Entries from a dataset:
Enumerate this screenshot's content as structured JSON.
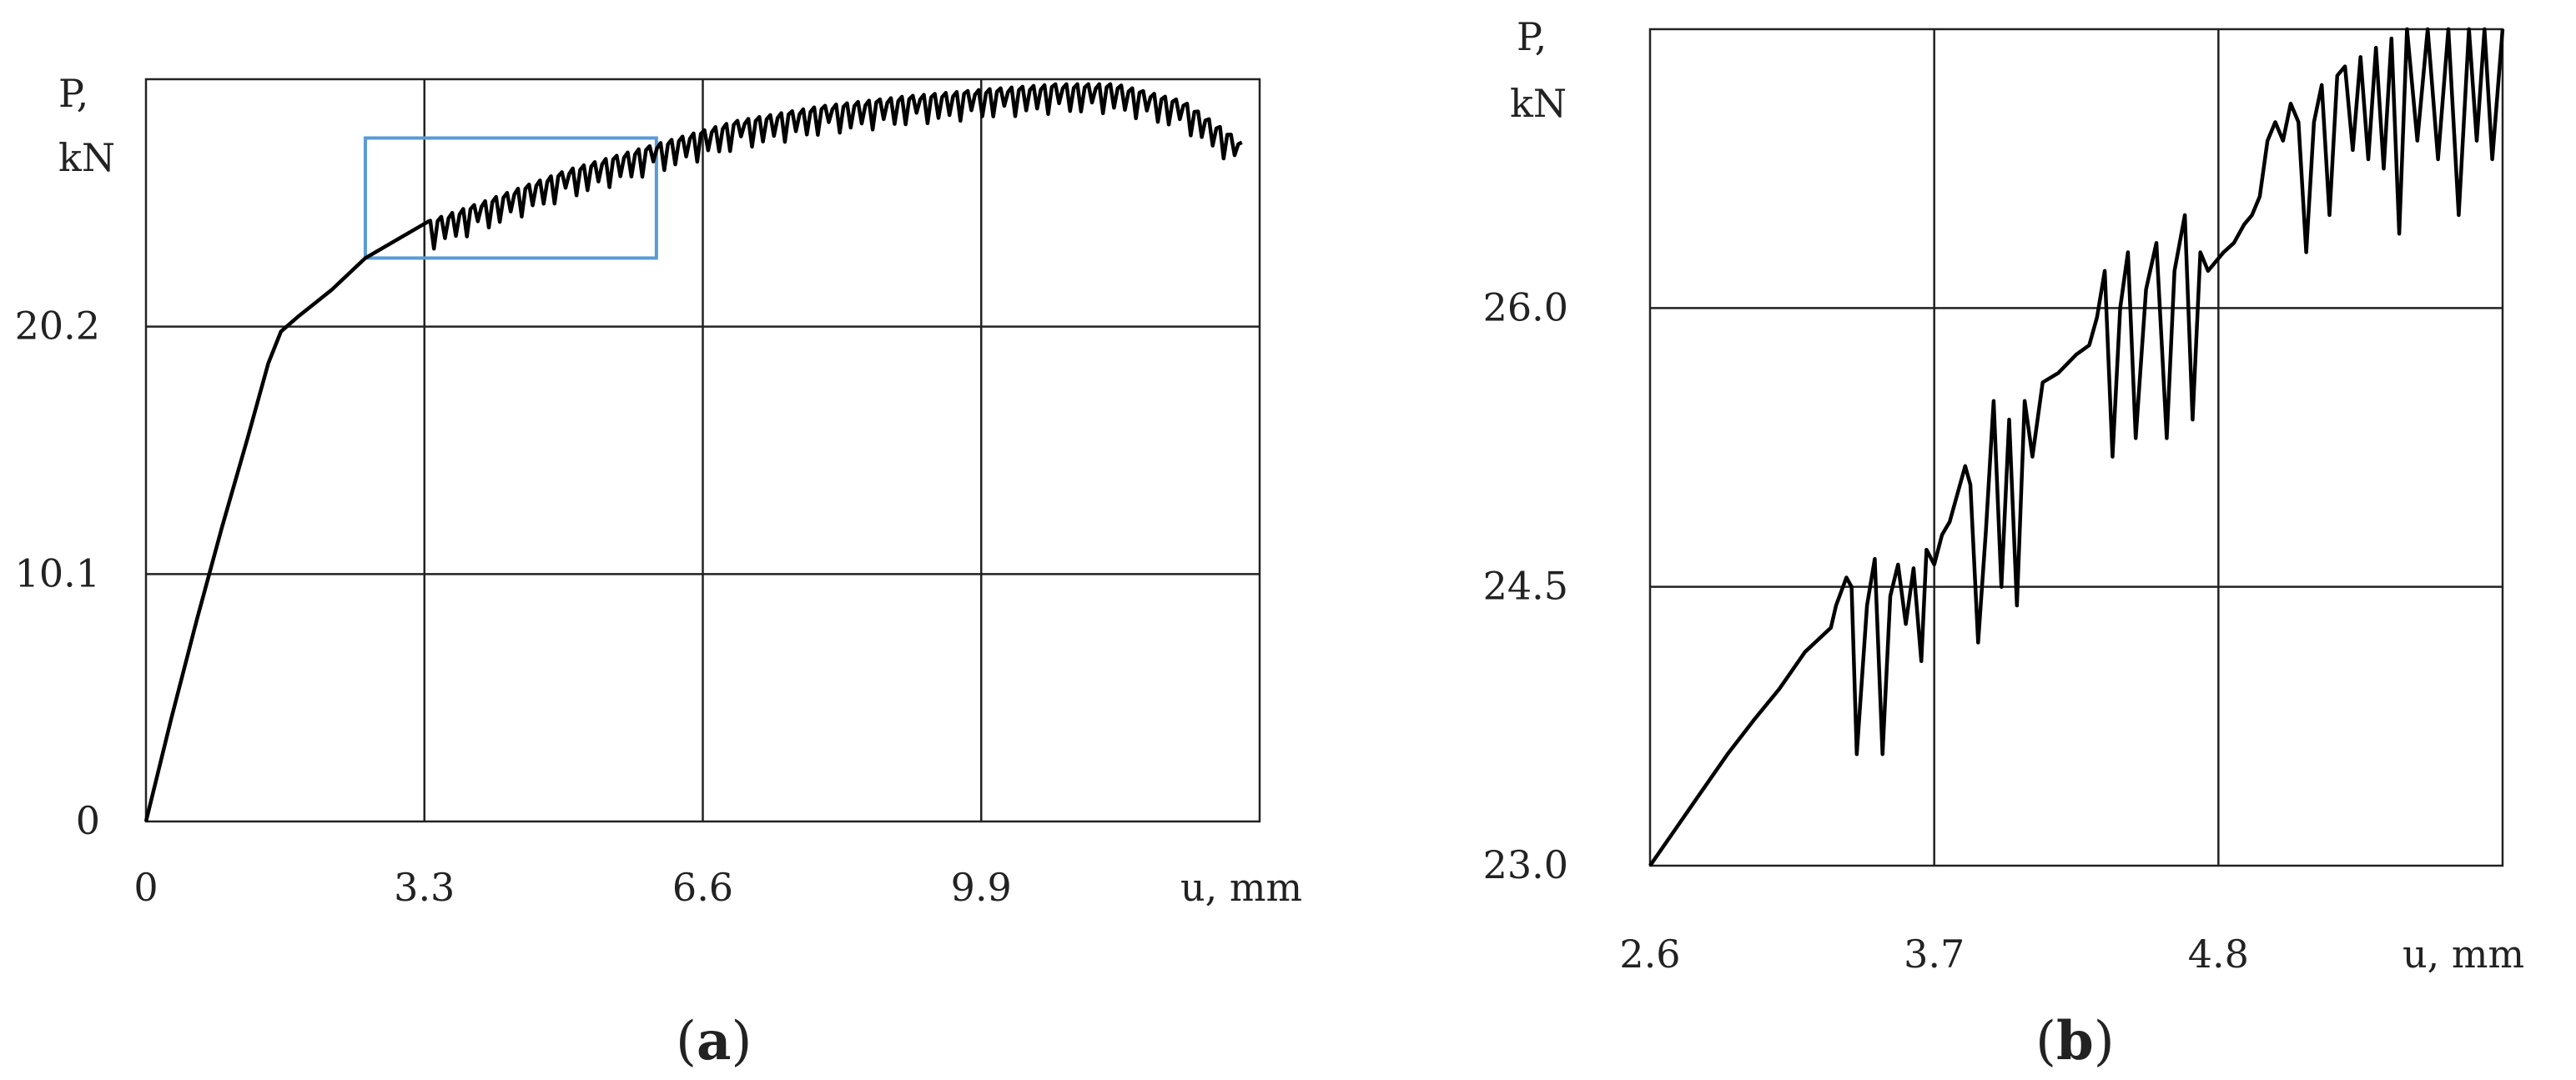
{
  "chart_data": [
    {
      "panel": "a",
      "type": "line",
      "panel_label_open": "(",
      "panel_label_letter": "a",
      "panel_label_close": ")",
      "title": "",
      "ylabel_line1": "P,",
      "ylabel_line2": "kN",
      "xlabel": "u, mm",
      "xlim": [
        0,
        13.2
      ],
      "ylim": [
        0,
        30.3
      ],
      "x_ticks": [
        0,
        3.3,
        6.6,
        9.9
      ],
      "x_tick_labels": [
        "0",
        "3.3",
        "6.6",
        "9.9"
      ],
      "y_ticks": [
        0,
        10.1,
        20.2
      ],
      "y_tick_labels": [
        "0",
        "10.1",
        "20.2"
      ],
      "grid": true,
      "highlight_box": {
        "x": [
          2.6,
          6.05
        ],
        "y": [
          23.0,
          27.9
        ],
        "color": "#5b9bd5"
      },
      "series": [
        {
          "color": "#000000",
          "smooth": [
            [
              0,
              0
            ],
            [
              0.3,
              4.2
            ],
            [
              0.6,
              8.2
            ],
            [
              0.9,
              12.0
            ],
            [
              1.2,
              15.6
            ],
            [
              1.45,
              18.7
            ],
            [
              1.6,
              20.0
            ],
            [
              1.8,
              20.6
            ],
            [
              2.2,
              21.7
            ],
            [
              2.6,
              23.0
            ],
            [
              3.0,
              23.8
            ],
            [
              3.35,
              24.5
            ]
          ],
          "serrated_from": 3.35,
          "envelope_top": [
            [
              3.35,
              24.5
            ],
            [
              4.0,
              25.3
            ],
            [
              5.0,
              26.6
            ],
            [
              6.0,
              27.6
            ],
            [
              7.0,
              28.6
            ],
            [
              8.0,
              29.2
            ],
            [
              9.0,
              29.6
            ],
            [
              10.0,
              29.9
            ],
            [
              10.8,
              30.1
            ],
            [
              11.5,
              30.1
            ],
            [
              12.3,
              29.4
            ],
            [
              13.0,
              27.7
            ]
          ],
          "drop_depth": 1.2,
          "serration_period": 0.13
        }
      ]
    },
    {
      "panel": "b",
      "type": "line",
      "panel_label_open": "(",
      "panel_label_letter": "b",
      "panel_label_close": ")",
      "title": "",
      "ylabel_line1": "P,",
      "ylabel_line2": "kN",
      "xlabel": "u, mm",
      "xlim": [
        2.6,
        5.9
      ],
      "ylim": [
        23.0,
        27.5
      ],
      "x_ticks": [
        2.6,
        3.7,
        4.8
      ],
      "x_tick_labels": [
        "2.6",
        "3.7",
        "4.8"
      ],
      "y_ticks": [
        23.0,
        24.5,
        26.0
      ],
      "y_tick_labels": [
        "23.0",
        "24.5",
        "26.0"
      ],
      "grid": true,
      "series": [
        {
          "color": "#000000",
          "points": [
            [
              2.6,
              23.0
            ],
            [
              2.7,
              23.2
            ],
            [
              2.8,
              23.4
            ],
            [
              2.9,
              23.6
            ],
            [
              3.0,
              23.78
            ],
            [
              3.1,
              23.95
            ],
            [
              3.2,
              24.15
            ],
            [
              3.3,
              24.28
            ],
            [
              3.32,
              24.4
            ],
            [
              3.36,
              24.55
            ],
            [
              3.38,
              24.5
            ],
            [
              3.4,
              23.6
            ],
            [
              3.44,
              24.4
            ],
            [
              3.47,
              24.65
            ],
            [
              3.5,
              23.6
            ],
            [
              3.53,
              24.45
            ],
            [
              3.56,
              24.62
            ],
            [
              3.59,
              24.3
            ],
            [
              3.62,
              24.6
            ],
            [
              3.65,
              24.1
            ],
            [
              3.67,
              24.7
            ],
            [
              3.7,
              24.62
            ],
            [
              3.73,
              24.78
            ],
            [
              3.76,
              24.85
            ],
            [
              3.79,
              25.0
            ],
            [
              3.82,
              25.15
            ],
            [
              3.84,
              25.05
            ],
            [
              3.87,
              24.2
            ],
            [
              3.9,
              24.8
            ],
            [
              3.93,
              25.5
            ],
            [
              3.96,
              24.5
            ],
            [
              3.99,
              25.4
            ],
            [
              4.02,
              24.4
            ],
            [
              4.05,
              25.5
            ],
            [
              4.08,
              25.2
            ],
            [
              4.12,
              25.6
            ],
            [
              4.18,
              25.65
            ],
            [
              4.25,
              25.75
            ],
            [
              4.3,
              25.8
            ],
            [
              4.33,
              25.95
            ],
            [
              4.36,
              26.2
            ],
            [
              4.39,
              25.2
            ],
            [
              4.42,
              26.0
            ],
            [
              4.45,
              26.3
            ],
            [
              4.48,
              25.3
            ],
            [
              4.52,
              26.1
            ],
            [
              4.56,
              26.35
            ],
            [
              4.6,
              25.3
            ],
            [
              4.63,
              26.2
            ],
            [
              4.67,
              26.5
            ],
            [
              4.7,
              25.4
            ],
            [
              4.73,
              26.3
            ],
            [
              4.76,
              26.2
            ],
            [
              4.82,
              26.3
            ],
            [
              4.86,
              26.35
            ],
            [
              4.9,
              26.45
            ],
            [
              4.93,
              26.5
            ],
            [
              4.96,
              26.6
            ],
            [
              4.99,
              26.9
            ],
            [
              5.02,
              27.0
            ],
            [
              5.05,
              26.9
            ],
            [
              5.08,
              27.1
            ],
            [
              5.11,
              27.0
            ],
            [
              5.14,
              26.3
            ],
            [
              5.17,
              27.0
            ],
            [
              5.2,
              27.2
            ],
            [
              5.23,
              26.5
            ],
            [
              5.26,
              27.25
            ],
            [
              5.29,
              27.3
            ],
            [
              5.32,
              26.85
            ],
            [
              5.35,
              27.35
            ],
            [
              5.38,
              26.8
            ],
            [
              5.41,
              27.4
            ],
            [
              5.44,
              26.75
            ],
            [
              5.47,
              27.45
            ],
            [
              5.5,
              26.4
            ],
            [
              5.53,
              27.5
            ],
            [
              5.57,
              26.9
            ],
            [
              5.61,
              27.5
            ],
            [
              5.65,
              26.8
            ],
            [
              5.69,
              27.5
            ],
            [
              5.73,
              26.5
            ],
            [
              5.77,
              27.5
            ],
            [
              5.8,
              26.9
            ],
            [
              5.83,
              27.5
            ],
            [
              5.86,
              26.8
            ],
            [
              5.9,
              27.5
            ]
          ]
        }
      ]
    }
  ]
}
==
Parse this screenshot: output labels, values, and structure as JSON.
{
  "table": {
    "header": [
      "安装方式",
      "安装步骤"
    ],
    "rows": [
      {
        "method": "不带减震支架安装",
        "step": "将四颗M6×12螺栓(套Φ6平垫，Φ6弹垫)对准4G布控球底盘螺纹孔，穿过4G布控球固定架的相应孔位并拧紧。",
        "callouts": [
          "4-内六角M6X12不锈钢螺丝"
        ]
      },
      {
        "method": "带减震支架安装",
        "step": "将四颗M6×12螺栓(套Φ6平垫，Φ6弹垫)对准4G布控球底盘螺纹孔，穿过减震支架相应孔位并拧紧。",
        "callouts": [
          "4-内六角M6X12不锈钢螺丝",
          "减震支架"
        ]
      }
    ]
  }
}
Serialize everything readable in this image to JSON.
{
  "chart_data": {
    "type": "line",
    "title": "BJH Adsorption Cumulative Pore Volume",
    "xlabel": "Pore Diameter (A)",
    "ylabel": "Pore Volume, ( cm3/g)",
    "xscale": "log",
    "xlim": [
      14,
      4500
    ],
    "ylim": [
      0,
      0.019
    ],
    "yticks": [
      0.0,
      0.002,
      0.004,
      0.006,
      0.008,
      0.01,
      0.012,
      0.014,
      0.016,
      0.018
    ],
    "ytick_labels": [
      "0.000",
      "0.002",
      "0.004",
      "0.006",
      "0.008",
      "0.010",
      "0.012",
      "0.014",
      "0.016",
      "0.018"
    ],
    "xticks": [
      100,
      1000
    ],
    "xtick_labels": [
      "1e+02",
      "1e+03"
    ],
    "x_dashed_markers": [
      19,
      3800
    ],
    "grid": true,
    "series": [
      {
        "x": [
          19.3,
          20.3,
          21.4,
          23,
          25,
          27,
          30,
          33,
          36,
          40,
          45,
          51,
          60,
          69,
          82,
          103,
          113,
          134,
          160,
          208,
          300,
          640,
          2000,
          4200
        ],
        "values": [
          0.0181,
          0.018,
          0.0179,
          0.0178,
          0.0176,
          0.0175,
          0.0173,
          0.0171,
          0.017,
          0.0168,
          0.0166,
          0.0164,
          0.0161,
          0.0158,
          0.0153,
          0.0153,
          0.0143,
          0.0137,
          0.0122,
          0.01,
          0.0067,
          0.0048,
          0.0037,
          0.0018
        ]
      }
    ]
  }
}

Directions for this task:
Tally the lines in the entries above that hold the word "step". Reply with nothing but that count.

Result of this exercise:
2